- **Written problem**
Determine how many lines of the data below contain "boshqa", then give only that number.

- **The data**

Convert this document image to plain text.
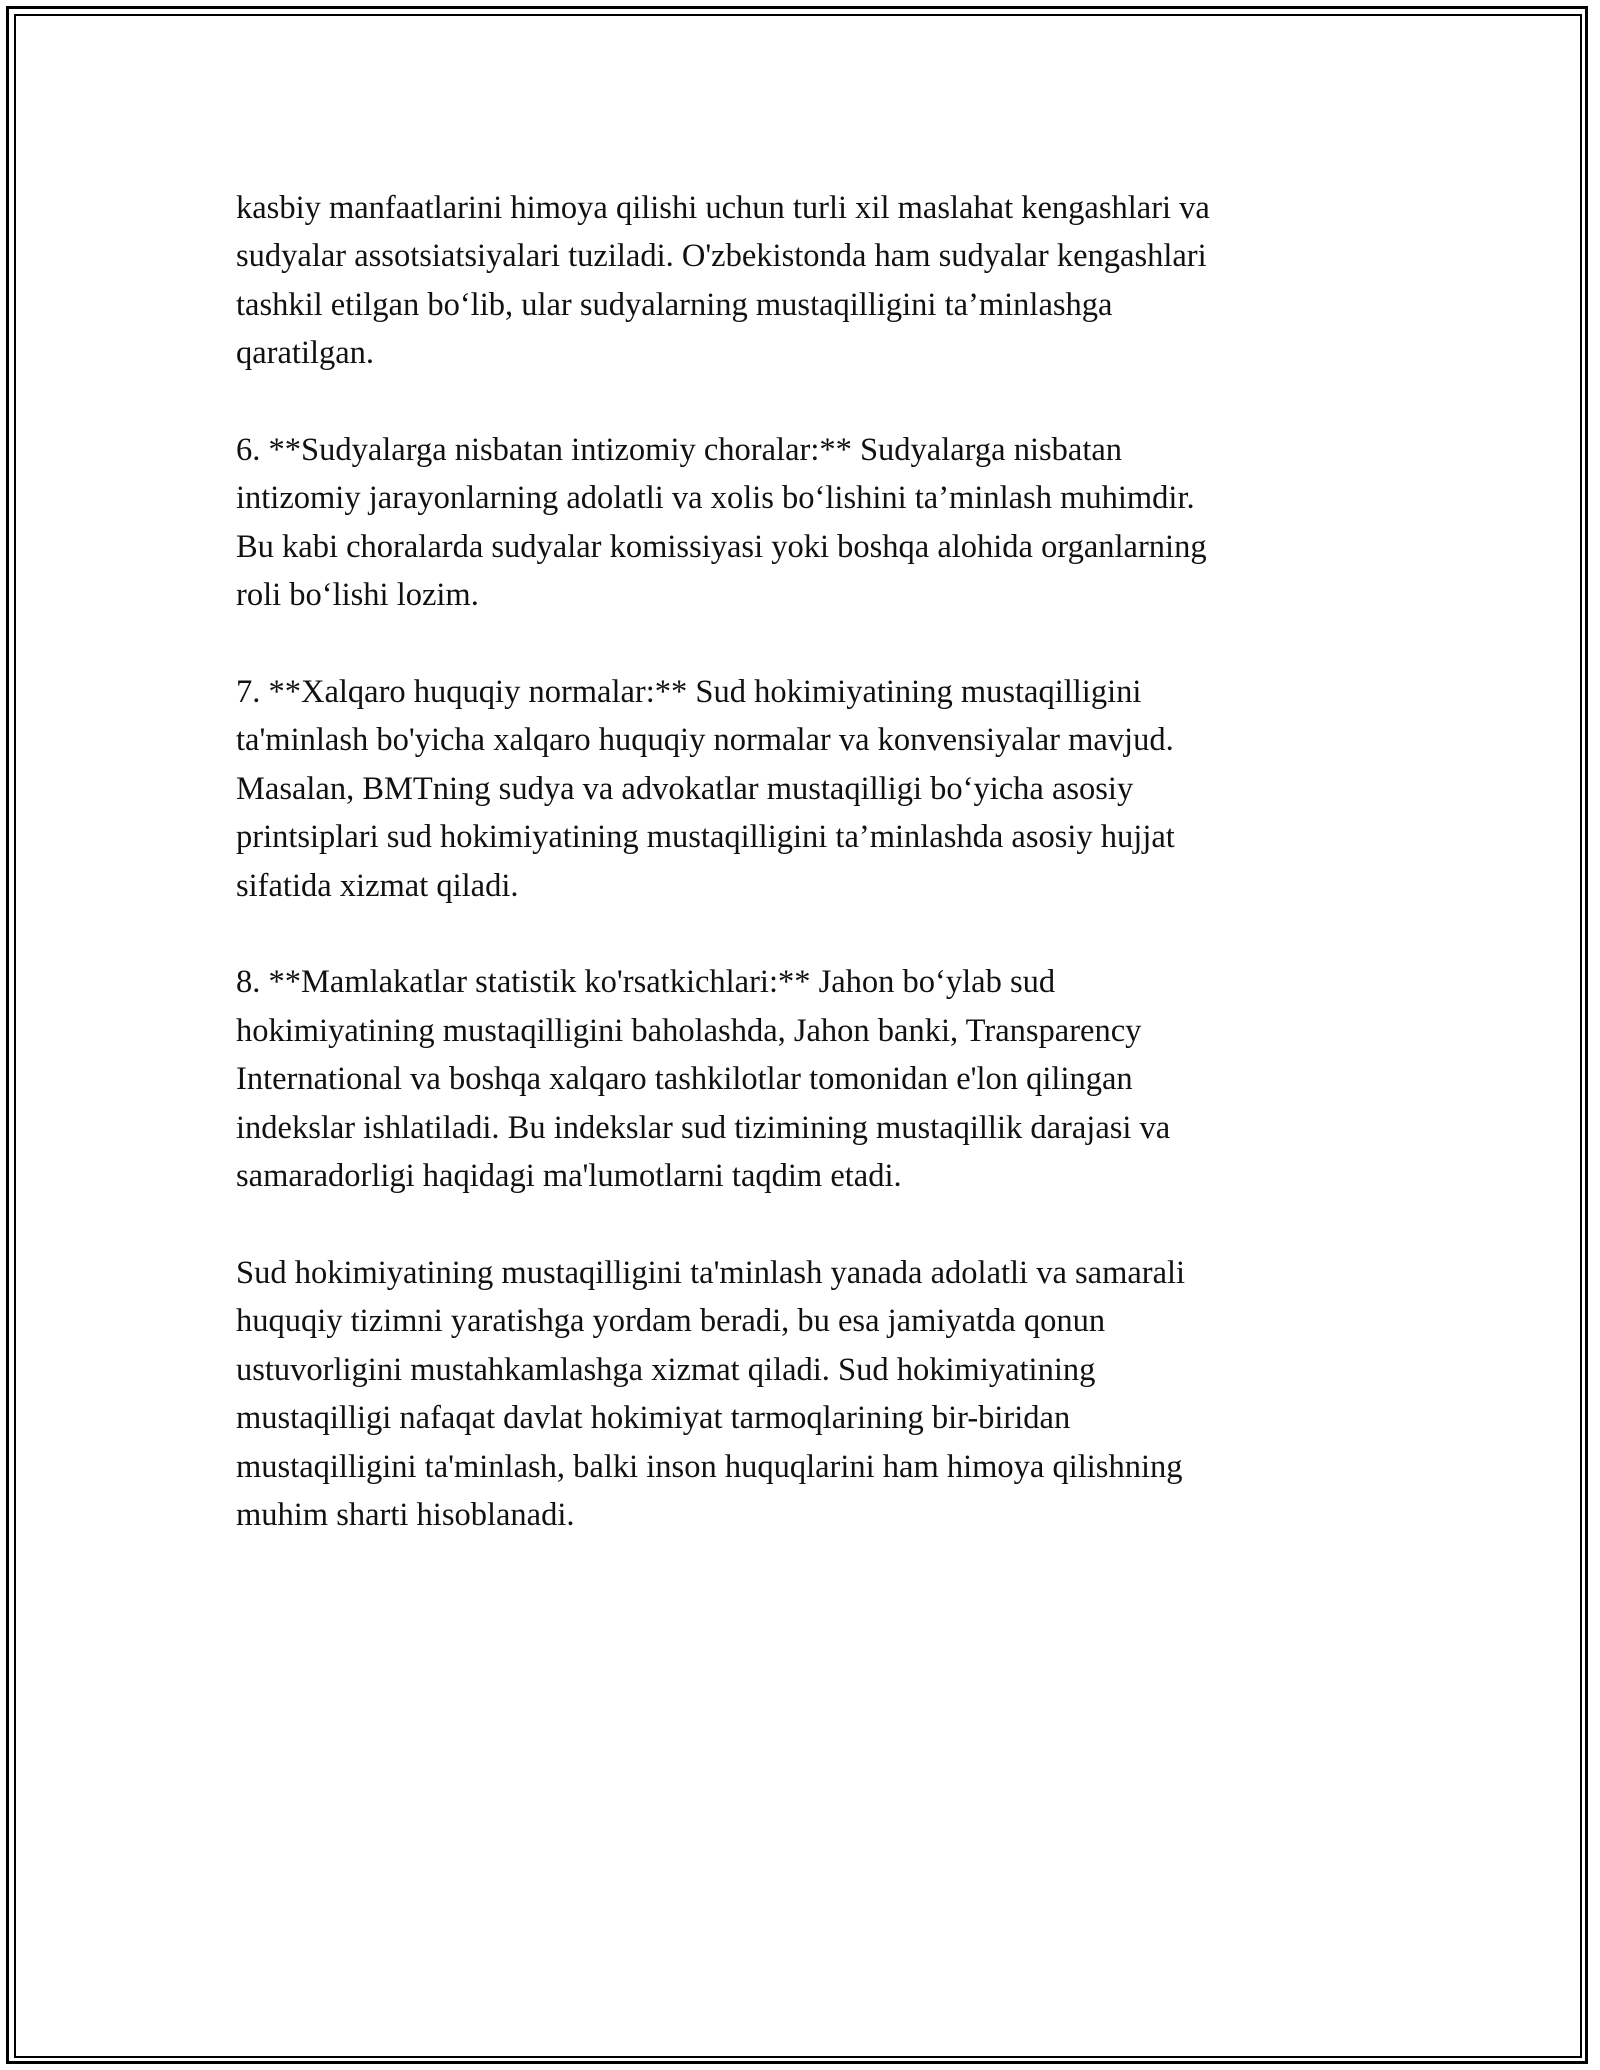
kasbiy manfaatlarini himoya qilishi uchun turli xil maslahat kengashlari va
sudyalar assotsiatsiyalari tuziladi. O'zbekistonda ham sudyalar kengashlari
tashkil etilgan bo‘lib, ular sudyalarning mustaqilligini ta’minlashga
qaratilgan.

6. **Sudyalarga nisbatan intizomiy choralar:** Sudyalarga nisbatan
intizomiy jarayonlarning adolatli va xolis bo‘lishini ta’minlash muhimdir.
Bu kabi choralarda sudyalar komissiyasi yoki boshqa alohida organlarning
roli bo‘lishi lozim.

7. **Xalqaro huquqiy normalar:** Sud hokimiyatining mustaqilligini
ta'minlash bo'yicha xalqaro huquqiy normalar va konvensiyalar mavjud.
Masalan, BMTning sudya va advokatlar mustaqilligi bo‘yicha asosiy
printsiplari sud hokimiyatining mustaqilligini ta’minlashda asosiy hujjat
sifatida xizmat qiladi.

8. **Mamlakatlar statistik ko'rsatkichlari:** Jahon bo‘ylab sud
hokimiyatining mustaqilligini baholashda, Jahon banki, Transparency
International va boshqa xalqaro tashkilotlar tomonidan e'lon qilingan
indekslar ishlatiladi. Bu indekslar sud tizimining mustaqillik darajasi va
samaradorligi haqidagi ma'lumotlarni taqdim etadi.

Sud hokimiyatining mustaqilligini ta'minlash yanada adolatli va samarali
huquqiy tizimni yaratishga yordam beradi, bu esa jamiyatda qonun
ustuvorligini mustahkamlashga xizmat qiladi. Sud hokimiyatining
mustaqilligi nafaqat davlat hokimiyat tarmoqlarining bir-biridan
mustaqilligini ta'minlash, balki inson huquqlarini ham himoya qilishning
muhim sharti hisoblanadi.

- **Full solution**
2